WORK TO COMPLETE
In the records below, pick out all lines containing the word "JSON".

DATA EXTRACT
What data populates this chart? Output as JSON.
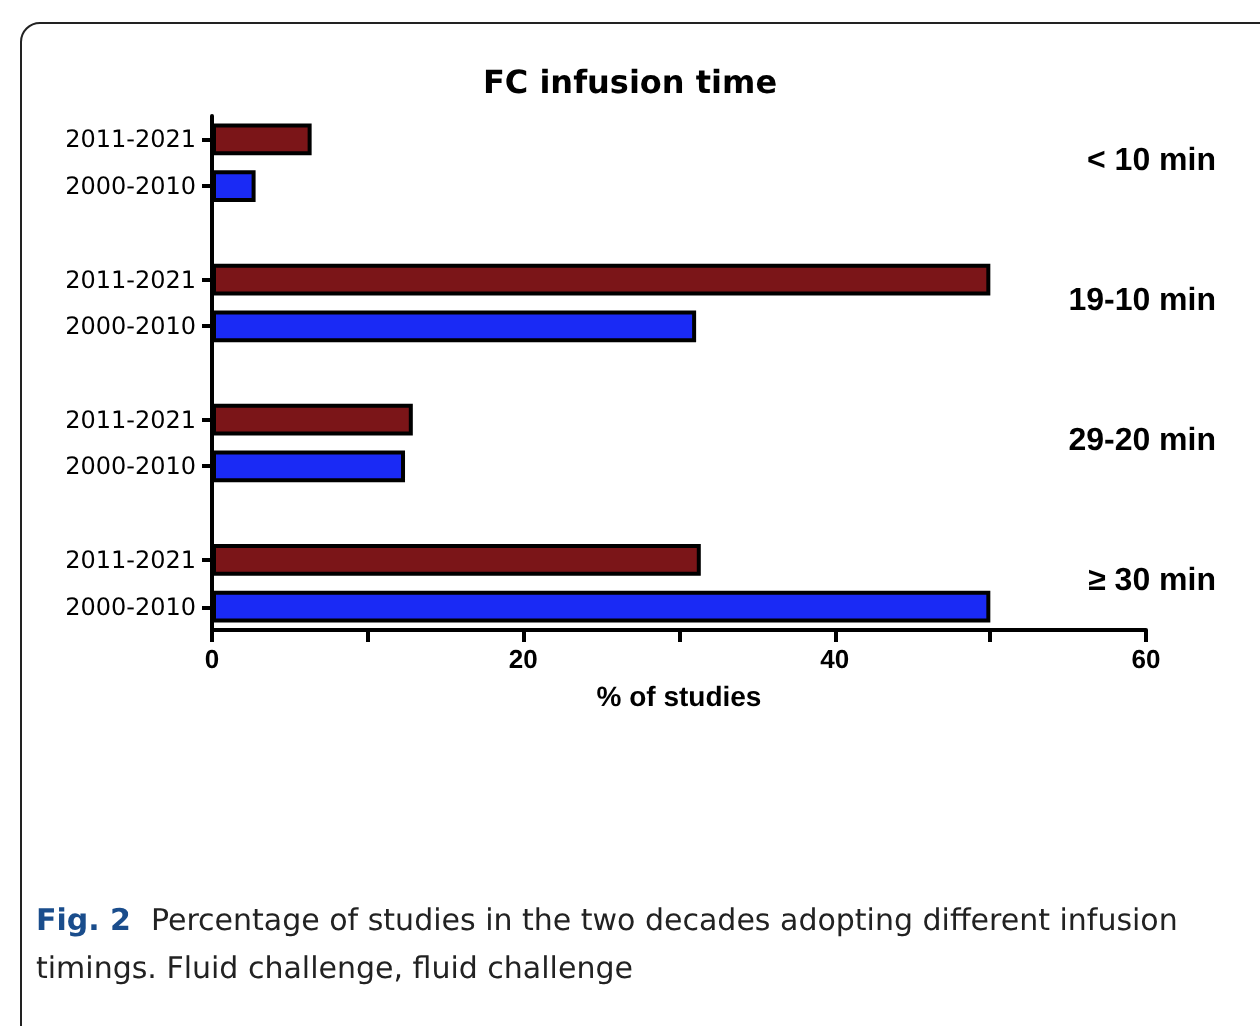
{
  "chart_data": {
    "type": "bar",
    "orientation": "horizontal",
    "title": "FC infusion time",
    "xlabel": "% of studies",
    "categories": [
      "2011-2021",
      "2000-2010",
      null,
      "2011-2021",
      "2000-2010",
      null,
      "2011-2021",
      "2000-2010",
      null,
      "2011-2021",
      "2000-2010"
    ],
    "values": [
      6.4,
      2.8,
      null,
      50,
      31.1,
      null,
      12.9,
      12.4,
      null,
      31.4,
      50
    ],
    "colors": [
      "#7b1518",
      "#1a2af5",
      null,
      "#7b1518",
      "#1a2af5",
      null,
      "#7b1518",
      "#1a2af5",
      null,
      "#7b1518",
      "#1a2af5"
    ],
    "xlim": [
      0,
      60
    ],
    "xticks": [
      0,
      {
        "value": 10,
        "label": null
      },
      20,
      {
        "value": 30,
        "label": null
      },
      40,
      {
        "value": 50,
        "label": null
      },
      60
    ],
    "annotations": [
      "< 10 min",
      "19-10 min",
      "29-20 min",
      "≥ 30 min",
      "Fig. 2",
      "Percentage of studies in the two decades adopting different infusion timings. Fluid challenge, fluid challenge"
    ],
    "grid": false
  }
}
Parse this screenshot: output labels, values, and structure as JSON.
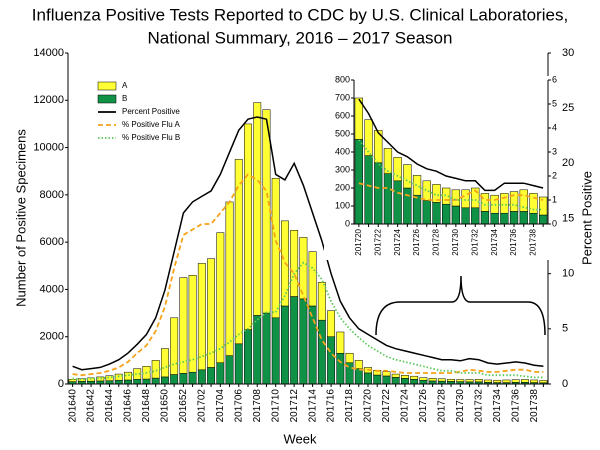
{
  "chart_data": [
    {
      "type": "bar",
      "title": [
        "Influenza Positive Tests Reported to CDC by U.S. Clinical Laboratories,",
        "National Summary, 2016 – 2017 Season"
      ],
      "xlabel": "Week",
      "ylabel": "Number of Positive Specimens",
      "y2label": "Percent Positive",
      "legend": "upper left",
      "stacked": true,
      "categories": [
        "201640",
        null,
        "201642",
        null,
        "201644",
        null,
        "201646",
        null,
        "201648",
        null,
        "201650",
        null,
        "201652",
        null,
        "201702",
        null,
        "201704",
        null,
        "201706",
        null,
        "201708",
        null,
        "201710",
        null,
        "201712",
        null,
        "201714",
        null,
        "201716",
        null,
        "201718",
        null,
        "201720",
        null,
        "201722",
        null,
        "201724",
        null,
        "201726",
        null,
        "201728",
        null,
        "201730",
        null,
        "201732",
        null,
        "201734",
        null,
        "201736",
        null,
        "201738",
        null
      ],
      "ylim": [
        0,
        14000
      ],
      "yticks": [
        0,
        2000,
        4000,
        6000,
        8000,
        10000,
        12000,
        14000
      ],
      "y2lim": [
        0,
        30
      ],
      "y2ticks": [
        0,
        5,
        10,
        15,
        20,
        25,
        30
      ],
      "series": [
        {
          "name": "B",
          "color": "#109246",
          "values": [
            100,
            110,
            120,
            130,
            140,
            160,
            170,
            200,
            210,
            250,
            300,
            400,
            450,
            500,
            600,
            700,
            900,
            1200,
            1700,
            2300,
            2900,
            3000,
            2800,
            3300,
            3700,
            3600,
            3300,
            2700,
            2000,
            1300,
            900,
            650,
            470,
            380,
            340,
            280,
            240,
            200,
            160,
            130,
            120,
            110,
            100,
            90,
            90,
            70,
            60,
            60,
            70,
            70,
            60,
            50
          ]
        },
        {
          "name": "A",
          "color": "#ffff33",
          "values": [
            100,
            120,
            140,
            170,
            210,
            260,
            330,
            450,
            540,
            750,
            1200,
            2400,
            4050,
            4100,
            4500,
            4600,
            5500,
            6500,
            7800,
            8700,
            9000,
            8600,
            5900,
            3600,
            2800,
            2600,
            2300,
            1600,
            1100,
            900,
            400,
            350,
            230,
            200,
            180,
            140,
            130,
            130,
            110,
            110,
            100,
            90,
            90,
            100,
            110,
            100,
            100,
            110,
            110,
            120,
            110,
            100
          ]
        },
        {
          "name": "Percent Positive",
          "color": "#000000",
          "axis": "y2",
          "style": "solid",
          "values": [
            1.6,
            1.3,
            1.4,
            1.5,
            1.8,
            2.2,
            2.8,
            3.6,
            4.5,
            6.0,
            8.5,
            12.0,
            15.5,
            16.5,
            17.0,
            17.5,
            19.0,
            21.0,
            23.0,
            24.0,
            24.2,
            24.0,
            19.0,
            18.5,
            20.0,
            18.0,
            15.5,
            13.0,
            10.0,
            7.5,
            6.0,
            5.0,
            4.5,
            4.0,
            3.5,
            3.2,
            3.0,
            2.8,
            2.6,
            2.4,
            2.2,
            2.2,
            2.1,
            2.3,
            2.2,
            1.9,
            1.8,
            1.9,
            2.0,
            1.9,
            1.7,
            1.6
          ]
        },
        {
          "name": "% Positive Flu A",
          "color": "#f5a31a",
          "axis": "y2",
          "style": "dashed",
          "values": [
            0.9,
            0.8,
            0.9,
            1.0,
            1.2,
            1.5,
            2.0,
            2.8,
            3.5,
            4.8,
            7.0,
            10.5,
            13.5,
            14.0,
            14.5,
            14.5,
            15.5,
            16.5,
            18.0,
            19.0,
            18.5,
            17.5,
            13.0,
            11.0,
            10.0,
            8.0,
            6.0,
            4.0,
            2.8,
            2.0,
            1.5,
            1.3,
            1.3,
            1.2,
            1.2,
            1.1,
            1.0,
            1.0,
            1.0,
            1.0,
            1.0,
            1.0,
            1.1,
            1.3,
            1.2,
            1.1,
            1.1,
            1.2,
            1.3,
            1.3,
            1.1,
            1.1
          ]
        },
        {
          "name": "% Positive Flu B",
          "color": "#5cc85c",
          "axis": "y2",
          "style": "dotted",
          "values": [
            0.5,
            0.4,
            0.5,
            0.5,
            0.6,
            0.7,
            0.8,
            0.9,
            1.0,
            1.2,
            1.5,
            1.8,
            2.0,
            2.2,
            2.5,
            2.8,
            3.2,
            3.8,
            4.5,
            5.0,
            5.8,
            6.5,
            6.5,
            8.0,
            10.0,
            11.0,
            10.5,
            9.5,
            7.5,
            6.0,
            5.0,
            4.2,
            3.5,
            3.0,
            2.5,
            2.2,
            2.0,
            1.8,
            1.6,
            1.4,
            1.2,
            1.2,
            1.0,
            1.0,
            1.0,
            0.8,
            0.8,
            0.8,
            0.8,
            0.7,
            0.6,
            0.6
          ]
        }
      ]
    },
    {
      "type": "bar",
      "stacked": true,
      "categories": [
        "201720",
        null,
        "201722",
        null,
        "201724",
        null,
        "201726",
        null,
        "201728",
        null,
        "201730",
        null,
        "201732",
        null,
        "201734",
        null,
        "201736",
        null,
        "201738",
        null
      ],
      "ylim": [
        0,
        800
      ],
      "yticks": [
        0,
        100,
        200,
        300,
        400,
        500,
        600,
        700,
        800
      ],
      "y2lim": [
        0,
        6
      ],
      "y2ticks": [
        0,
        1,
        2,
        3,
        4,
        5,
        6
      ],
      "series": [
        {
          "color": "#109246",
          "values": [
            470,
            380,
            340,
            280,
            240,
            200,
            160,
            130,
            120,
            110,
            100,
            90,
            90,
            70,
            60,
            60,
            70,
            70,
            60,
            50
          ]
        },
        {
          "color": "#ffff33",
          "values": [
            230,
            200,
            180,
            140,
            130,
            130,
            110,
            110,
            100,
            90,
            90,
            100,
            110,
            100,
            100,
            110,
            110,
            120,
            110,
            100
          ]
        },
        {
          "color": "#000000",
          "axis": "y2",
          "style": "solid",
          "values": [
            5.2,
            4.6,
            3.8,
            3.4,
            3.0,
            2.8,
            2.5,
            2.3,
            2.2,
            2.0,
            1.9,
            1.8,
            1.8,
            1.4,
            1.4,
            1.7,
            1.7,
            1.7,
            1.6,
            1.5
          ]
        },
        {
          "color": "#f5a31a",
          "axis": "y2",
          "style": "dashed",
          "values": [
            1.7,
            1.6,
            1.5,
            1.5,
            1.3,
            1.2,
            1.1,
            1.0,
            1.0,
            1.0,
            1.0,
            1.2,
            1.4,
            1.0,
            1.0,
            1.1,
            1.2,
            1.2,
            1.1,
            1.0
          ]
        },
        {
          "color": "#5cc85c",
          "axis": "y2",
          "style": "dotted",
          "values": [
            3.5,
            3.0,
            2.5,
            2.2,
            2.0,
            1.8,
            1.6,
            1.4,
            1.2,
            1.2,
            1.0,
            1.0,
            1.0,
            0.8,
            0.8,
            0.8,
            0.8,
            0.7,
            0.6,
            0.6
          ]
        }
      ]
    }
  ]
}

TASK SOLUTION
What data populates this chart? Output as JSON.
Parse this screenshot: output labels, values, and structure as JSON.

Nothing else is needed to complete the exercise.